Can you write out all the lines word for word, with no pictures?
### Task input ###
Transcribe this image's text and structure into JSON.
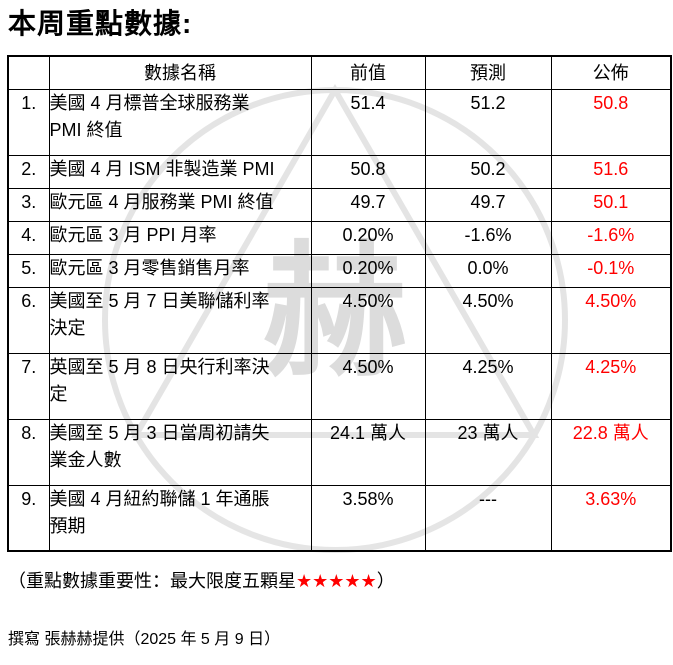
{
  "title": "本周重點數據:",
  "watermark": {
    "character": "赫",
    "line_color": "#cfcfcf",
    "character_color": "#d6d6d6"
  },
  "table": {
    "headers": {
      "index": "",
      "name": "數據名稱",
      "previous": "前值",
      "forecast": "預測",
      "published": "公佈"
    },
    "published_color": "#ff0000",
    "rows": [
      {
        "num": "1.",
        "name_lines": [
          "美國 4 月標普全球服務業",
          "PMI 終值"
        ],
        "previous": "51.4",
        "forecast": "51.2",
        "published": "50.8"
      },
      {
        "num": "2.",
        "name_lines": [
          "美國 4 月 ISM 非製造業 PMI"
        ],
        "previous": "50.8",
        "forecast": "50.2",
        "published": "51.6"
      },
      {
        "num": "3.",
        "name_lines": [
          "歐元區 4 月服務業 PMI 終值"
        ],
        "previous": "49.7",
        "forecast": "49.7",
        "published": "50.1"
      },
      {
        "num": "4.",
        "name_lines": [
          "歐元區 3 月 PPI 月率"
        ],
        "previous": "0.20%",
        "forecast": "-1.6%",
        "published": "-1.6%"
      },
      {
        "num": "5.",
        "name_lines": [
          "歐元區 3 月零售銷售月率"
        ],
        "previous": "0.20%",
        "forecast": "0.0%",
        "published": "-0.1%"
      },
      {
        "num": "6.",
        "name_lines": [
          "美國至 5 月 7 日美聯儲利率",
          "決定"
        ],
        "previous": "4.50%",
        "forecast": "4.50%",
        "published": "4.50%"
      },
      {
        "num": "7.",
        "name_lines": [
          "英國至 5 月 8 日央行利率決",
          "定"
        ],
        "previous": "4.50%",
        "forecast": "4.25%",
        "published": "4.25%"
      },
      {
        "num": "8.",
        "name_lines": [
          "美國至 5 月 3 日當周初請失",
          "業金人數"
        ],
        "previous": "24.1 萬人",
        "forecast": "23 萬人",
        "published": "22.8 萬人"
      },
      {
        "num": "9.",
        "name_lines": [
          "美國 4 月紐約聯儲 1 年通脹",
          "預期"
        ],
        "previous": "3.58%",
        "forecast": "---",
        "published": "3.63%"
      }
    ]
  },
  "footnote": {
    "prefix": "（重點數據重要性：最大限度五顆星",
    "stars": "★★★★★",
    "suffix": "）",
    "stars_color": "#ff0000"
  },
  "credit": "撰寫 張赫赫提供（2025 年 5 月 9 日）"
}
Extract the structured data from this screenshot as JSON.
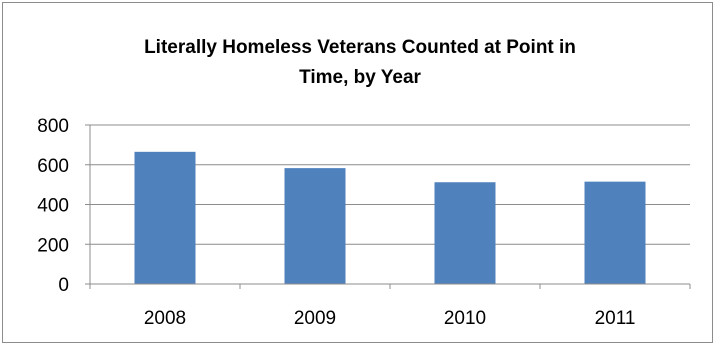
{
  "chart_data": {
    "type": "bar",
    "title_line1": "Literally Homeless Veterans Counted at Point in",
    "title_line2": "Time, by Year",
    "categories": [
      "2008",
      "2009",
      "2010",
      "2011"
    ],
    "values": [
      665,
      583,
      512,
      515
    ],
    "ylim": [
      0,
      800
    ],
    "yticks": [
      0,
      200,
      400,
      600,
      800
    ],
    "grid": true,
    "legend": "none",
    "bar_color": "#4f81bd",
    "grid_color": "#8c8c8c",
    "axis_color": "#8c8c8c"
  }
}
###
:: Exercise solution ::
Transcribe this image's text and structure into JSON.
{
  "title": "本周重點數據:",
  "watermark": {
    "character": "赫",
    "line_color": "#cfcfcf",
    "character_color": "#d6d6d6"
  },
  "table": {
    "headers": {
      "index": "",
      "name": "數據名稱",
      "previous": "前值",
      "forecast": "預測",
      "published": "公佈"
    },
    "published_color": "#ff0000",
    "rows": [
      {
        "num": "1.",
        "name_lines": [
          "美國 4 月標普全球服務業",
          "PMI 終值"
        ],
        "previous": "51.4",
        "forecast": "51.2",
        "published": "50.8"
      },
      {
        "num": "2.",
        "name_lines": [
          "美國 4 月 ISM 非製造業 PMI"
        ],
        "previous": "50.8",
        "forecast": "50.2",
        "published": "51.6"
      },
      {
        "num": "3.",
        "name_lines": [
          "歐元區 4 月服務業 PMI 終值"
        ],
        "previous": "49.7",
        "forecast": "49.7",
        "published": "50.1"
      },
      {
        "num": "4.",
        "name_lines": [
          "歐元區 3 月 PPI 月率"
        ],
        "previous": "0.20%",
        "forecast": "-1.6%",
        "published": "-1.6%"
      },
      {
        "num": "5.",
        "name_lines": [
          "歐元區 3 月零售銷售月率"
        ],
        "previous": "0.20%",
        "forecast": "0.0%",
        "published": "-0.1%"
      },
      {
        "num": "6.",
        "name_lines": [
          "美國至 5 月 7 日美聯儲利率",
          "決定"
        ],
        "previous": "4.50%",
        "forecast": "4.50%",
        "published": "4.50%"
      },
      {
        "num": "7.",
        "name_lines": [
          "英國至 5 月 8 日央行利率決",
          "定"
        ],
        "previous": "4.50%",
        "forecast": "4.25%",
        "published": "4.25%"
      },
      {
        "num": "8.",
        "name_lines": [
          "美國至 5 月 3 日當周初請失",
          "業金人數"
        ],
        "previous": "24.1 萬人",
        "forecast": "23 萬人",
        "published": "22.8 萬人"
      },
      {
        "num": "9.",
        "name_lines": [
          "美國 4 月紐約聯儲 1 年通脹",
          "預期"
        ],
        "previous": "3.58%",
        "forecast": "---",
        "published": "3.63%"
      }
    ]
  },
  "footnote": {
    "prefix": "（重點數據重要性：最大限度五顆星",
    "stars": "★★★★★",
    "suffix": "）",
    "stars_color": "#ff0000"
  },
  "credit": "撰寫 張赫赫提供（2025 年 5 月 9 日）"
}
Extract the structured data from this screenshot as JSON.
{
  "chart_data": {
    "type": "bar",
    "title_line1": "Literally Homeless Veterans Counted at Point in",
    "title_line2": "Time, by Year",
    "categories": [
      "2008",
      "2009",
      "2010",
      "2011"
    ],
    "values": [
      665,
      583,
      512,
      515
    ],
    "ylim": [
      0,
      800
    ],
    "yticks": [
      0,
      200,
      400,
      600,
      800
    ],
    "grid": true,
    "legend": "none",
    "bar_color": "#4f81bd",
    "grid_color": "#8c8c8c",
    "axis_color": "#8c8c8c"
  }
}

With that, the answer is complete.